**GIVEN INSTRUCTION:** Find and copy lines holding "coefficients".

Extracted records:
>> BEGIN

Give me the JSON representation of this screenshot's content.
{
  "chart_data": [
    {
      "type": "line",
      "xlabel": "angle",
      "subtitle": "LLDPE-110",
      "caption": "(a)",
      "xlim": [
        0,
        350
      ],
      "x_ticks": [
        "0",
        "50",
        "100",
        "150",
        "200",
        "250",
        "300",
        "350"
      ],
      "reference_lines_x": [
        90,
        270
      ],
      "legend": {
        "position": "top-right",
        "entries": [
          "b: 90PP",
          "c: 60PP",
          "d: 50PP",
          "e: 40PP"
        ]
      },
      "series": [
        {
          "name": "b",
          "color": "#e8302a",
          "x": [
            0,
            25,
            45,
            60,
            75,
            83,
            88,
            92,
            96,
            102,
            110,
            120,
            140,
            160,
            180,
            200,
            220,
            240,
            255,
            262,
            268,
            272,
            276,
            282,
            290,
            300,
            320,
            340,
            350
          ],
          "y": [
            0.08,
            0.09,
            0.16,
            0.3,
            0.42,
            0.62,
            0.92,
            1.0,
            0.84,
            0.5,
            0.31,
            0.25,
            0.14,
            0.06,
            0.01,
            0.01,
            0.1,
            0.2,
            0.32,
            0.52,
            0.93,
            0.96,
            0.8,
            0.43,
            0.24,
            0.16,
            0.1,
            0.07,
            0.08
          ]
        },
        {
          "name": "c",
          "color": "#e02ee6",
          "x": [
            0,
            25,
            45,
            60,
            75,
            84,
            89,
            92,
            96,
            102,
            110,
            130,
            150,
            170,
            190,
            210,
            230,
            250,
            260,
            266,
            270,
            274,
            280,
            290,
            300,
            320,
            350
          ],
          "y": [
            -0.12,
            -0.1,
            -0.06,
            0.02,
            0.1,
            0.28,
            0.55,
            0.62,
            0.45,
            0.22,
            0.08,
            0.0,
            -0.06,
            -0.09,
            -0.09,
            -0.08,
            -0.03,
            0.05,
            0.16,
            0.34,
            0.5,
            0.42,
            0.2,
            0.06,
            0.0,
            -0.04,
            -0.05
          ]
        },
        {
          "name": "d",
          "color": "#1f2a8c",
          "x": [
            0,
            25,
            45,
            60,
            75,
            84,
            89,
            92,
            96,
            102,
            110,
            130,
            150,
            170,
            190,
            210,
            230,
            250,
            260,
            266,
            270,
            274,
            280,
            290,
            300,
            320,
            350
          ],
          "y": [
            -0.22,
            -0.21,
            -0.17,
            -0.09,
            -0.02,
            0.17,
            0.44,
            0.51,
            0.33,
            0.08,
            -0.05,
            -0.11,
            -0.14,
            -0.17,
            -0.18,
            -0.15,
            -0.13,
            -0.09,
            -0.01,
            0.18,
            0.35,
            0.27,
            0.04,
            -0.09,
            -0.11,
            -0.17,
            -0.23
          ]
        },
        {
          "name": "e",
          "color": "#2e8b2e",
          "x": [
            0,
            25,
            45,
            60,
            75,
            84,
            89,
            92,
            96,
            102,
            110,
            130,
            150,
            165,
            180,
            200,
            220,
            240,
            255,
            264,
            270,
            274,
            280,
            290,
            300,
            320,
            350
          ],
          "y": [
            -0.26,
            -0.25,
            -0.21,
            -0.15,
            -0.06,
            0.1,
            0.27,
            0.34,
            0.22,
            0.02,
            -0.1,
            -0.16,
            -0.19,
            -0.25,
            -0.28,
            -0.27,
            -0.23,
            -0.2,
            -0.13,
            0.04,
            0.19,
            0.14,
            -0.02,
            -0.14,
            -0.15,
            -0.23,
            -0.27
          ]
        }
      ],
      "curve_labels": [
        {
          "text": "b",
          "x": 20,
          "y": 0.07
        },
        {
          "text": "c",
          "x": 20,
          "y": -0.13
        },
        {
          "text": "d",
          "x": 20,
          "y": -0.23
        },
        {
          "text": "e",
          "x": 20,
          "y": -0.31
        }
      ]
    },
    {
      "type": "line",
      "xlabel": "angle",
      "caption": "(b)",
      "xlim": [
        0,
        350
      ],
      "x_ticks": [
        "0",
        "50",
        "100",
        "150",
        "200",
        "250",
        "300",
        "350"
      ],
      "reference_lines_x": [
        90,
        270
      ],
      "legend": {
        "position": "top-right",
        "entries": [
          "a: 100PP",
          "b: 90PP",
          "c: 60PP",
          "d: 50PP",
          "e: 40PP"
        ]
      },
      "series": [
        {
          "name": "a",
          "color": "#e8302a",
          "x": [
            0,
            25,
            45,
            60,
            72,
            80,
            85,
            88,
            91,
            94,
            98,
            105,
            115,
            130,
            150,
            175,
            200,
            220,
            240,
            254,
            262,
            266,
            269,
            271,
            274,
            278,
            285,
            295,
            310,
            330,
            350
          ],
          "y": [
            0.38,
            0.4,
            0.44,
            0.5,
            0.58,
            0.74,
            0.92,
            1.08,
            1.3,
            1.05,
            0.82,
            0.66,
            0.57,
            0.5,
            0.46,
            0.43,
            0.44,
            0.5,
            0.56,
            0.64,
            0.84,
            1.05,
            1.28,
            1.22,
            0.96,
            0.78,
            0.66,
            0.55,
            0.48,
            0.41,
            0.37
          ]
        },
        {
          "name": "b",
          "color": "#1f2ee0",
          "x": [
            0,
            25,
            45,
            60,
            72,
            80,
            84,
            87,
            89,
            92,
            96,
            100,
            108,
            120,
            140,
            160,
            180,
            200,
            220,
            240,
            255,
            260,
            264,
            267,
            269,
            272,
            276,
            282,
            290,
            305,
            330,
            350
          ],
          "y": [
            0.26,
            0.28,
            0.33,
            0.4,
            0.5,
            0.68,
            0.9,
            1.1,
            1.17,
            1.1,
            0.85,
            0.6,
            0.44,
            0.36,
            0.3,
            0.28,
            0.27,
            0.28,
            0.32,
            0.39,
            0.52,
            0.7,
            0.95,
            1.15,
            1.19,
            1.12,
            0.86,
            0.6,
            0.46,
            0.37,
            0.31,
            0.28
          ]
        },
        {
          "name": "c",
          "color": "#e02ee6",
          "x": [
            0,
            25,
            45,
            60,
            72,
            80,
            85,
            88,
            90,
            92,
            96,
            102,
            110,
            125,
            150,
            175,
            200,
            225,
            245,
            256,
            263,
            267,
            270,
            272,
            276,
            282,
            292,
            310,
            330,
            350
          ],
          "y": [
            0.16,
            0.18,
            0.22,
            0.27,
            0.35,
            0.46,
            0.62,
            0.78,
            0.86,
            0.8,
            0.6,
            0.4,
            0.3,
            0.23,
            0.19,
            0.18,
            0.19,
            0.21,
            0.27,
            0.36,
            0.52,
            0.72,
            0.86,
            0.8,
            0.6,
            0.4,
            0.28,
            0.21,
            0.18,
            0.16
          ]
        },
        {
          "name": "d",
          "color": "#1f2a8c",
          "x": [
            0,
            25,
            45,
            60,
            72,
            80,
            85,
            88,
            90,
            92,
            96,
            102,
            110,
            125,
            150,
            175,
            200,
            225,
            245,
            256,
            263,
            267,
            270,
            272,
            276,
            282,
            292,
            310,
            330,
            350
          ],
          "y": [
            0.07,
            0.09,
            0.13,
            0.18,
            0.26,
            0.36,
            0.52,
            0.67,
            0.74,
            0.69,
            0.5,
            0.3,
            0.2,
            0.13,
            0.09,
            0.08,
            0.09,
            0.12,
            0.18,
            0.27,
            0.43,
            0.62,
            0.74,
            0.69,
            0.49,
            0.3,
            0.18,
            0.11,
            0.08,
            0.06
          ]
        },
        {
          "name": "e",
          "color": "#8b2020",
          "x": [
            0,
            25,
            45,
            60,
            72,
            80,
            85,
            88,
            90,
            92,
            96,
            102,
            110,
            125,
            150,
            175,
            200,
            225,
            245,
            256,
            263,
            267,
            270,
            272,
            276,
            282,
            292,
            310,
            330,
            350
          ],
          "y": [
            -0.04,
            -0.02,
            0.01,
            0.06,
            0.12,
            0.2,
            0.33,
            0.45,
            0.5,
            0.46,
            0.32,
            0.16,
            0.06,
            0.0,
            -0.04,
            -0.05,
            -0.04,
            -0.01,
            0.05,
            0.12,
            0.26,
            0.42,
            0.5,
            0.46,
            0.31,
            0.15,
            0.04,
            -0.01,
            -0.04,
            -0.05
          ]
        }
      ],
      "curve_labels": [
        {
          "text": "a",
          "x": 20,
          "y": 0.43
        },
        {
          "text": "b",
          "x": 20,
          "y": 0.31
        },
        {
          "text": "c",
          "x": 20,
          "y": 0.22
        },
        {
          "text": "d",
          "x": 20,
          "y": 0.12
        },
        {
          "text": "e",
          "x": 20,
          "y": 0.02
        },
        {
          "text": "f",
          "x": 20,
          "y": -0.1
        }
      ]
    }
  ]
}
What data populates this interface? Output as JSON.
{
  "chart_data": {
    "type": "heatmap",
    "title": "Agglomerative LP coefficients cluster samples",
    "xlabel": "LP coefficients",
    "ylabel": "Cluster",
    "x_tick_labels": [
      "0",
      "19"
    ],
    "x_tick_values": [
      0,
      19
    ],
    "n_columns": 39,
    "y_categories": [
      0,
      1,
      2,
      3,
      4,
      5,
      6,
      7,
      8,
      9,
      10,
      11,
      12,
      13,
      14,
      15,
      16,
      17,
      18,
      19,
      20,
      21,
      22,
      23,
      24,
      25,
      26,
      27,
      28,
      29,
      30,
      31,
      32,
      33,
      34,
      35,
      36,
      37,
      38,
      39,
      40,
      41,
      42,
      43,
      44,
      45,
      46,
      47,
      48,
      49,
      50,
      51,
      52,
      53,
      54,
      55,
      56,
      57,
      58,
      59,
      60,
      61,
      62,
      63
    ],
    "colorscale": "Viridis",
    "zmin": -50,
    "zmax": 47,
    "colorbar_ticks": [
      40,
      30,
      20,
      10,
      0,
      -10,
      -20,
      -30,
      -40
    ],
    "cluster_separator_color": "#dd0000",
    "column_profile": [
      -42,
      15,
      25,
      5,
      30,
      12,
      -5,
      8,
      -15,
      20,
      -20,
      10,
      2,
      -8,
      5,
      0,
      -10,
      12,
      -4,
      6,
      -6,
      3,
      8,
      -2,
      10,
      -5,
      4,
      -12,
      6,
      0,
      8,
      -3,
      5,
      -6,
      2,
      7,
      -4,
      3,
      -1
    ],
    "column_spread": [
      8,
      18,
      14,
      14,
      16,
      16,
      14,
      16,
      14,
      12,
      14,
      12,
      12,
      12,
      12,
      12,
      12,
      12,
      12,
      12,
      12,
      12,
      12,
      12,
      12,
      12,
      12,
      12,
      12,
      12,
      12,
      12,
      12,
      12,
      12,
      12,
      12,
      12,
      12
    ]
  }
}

>> END

**ANSWER FOR THIS EXERCISE:**
    "title": "Agglomerative LP coefficients cluster samples",
    "xlabel": "LP coefficients",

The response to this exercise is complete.